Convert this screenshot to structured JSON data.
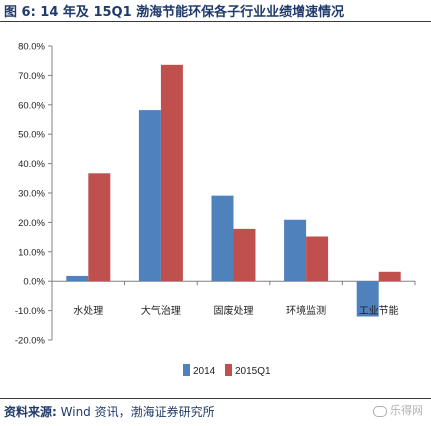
{
  "header": {
    "title": "图 6:  14 年及 15Q1 渤海节能环保各子行业业绩增速情况"
  },
  "footer": {
    "source_label": "资料来源:",
    "source_text": "Wind 资讯，渤海证券研究所",
    "watermark": "乐得网"
  },
  "colors": {
    "series_2014": "#4f81bd",
    "series_2015q1": "#c0504d",
    "axis": "#808080",
    "text": "#1f3a6b"
  },
  "chart_data": {
    "type": "bar",
    "categories": [
      "水处理",
      "大气治理",
      "固废处理",
      "环境监测",
      "工业节能"
    ],
    "series": [
      {
        "name": "2014",
        "values": [
          1.8,
          58.2,
          29.1,
          20.9,
          -12.0
        ]
      },
      {
        "name": "2015Q1",
        "values": [
          36.7,
          73.6,
          17.8,
          15.2,
          3.2
        ]
      }
    ],
    "ylim": [
      -20,
      80
    ],
    "yticks": [
      "-20.0%",
      "-10.0%",
      "0.0%",
      "10.0%",
      "20.0%",
      "30.0%",
      "40.0%",
      "50.0%",
      "60.0%",
      "70.0%",
      "80.0%"
    ],
    "ytick_values": [
      -20,
      -10,
      0,
      10,
      20,
      30,
      40,
      50,
      60,
      70,
      80
    ],
    "xlabel": "",
    "ylabel": "",
    "legend": "bottom-center",
    "grid": false
  }
}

===

Every record must be copied exactly, with the pictures left out.

Convert this screenshot to structured JSON data.
{
  "header": {
    "title": "图 6:  14 年及 15Q1 渤海节能环保各子行业业绩增速情况"
  },
  "footer": {
    "source_label": "资料来源:",
    "source_text": "Wind 资讯，渤海证券研究所",
    "watermark": "乐得网"
  },
  "colors": {
    "series_2014": "#4f81bd",
    "series_2015q1": "#c0504d",
    "axis": "#808080",
    "text": "#1f3a6b"
  },
  "chart_data": {
    "type": "bar",
    "categories": [
      "水处理",
      "大气治理",
      "固废处理",
      "环境监测",
      "工业节能"
    ],
    "series": [
      {
        "name": "2014",
        "values": [
          1.8,
          58.2,
          29.1,
          20.9,
          -12.0
        ]
      },
      {
        "name": "2015Q1",
        "values": [
          36.7,
          73.6,
          17.8,
          15.2,
          3.2
        ]
      }
    ],
    "ylim": [
      -20,
      80
    ],
    "yticks": [
      "-20.0%",
      "-10.0%",
      "0.0%",
      "10.0%",
      "20.0%",
      "30.0%",
      "40.0%",
      "50.0%",
      "60.0%",
      "70.0%",
      "80.0%"
    ],
    "ytick_values": [
      -20,
      -10,
      0,
      10,
      20,
      30,
      40,
      50,
      60,
      70,
      80
    ],
    "xlabel": "",
    "ylabel": "",
    "legend": "bottom-center",
    "grid": false
  }
}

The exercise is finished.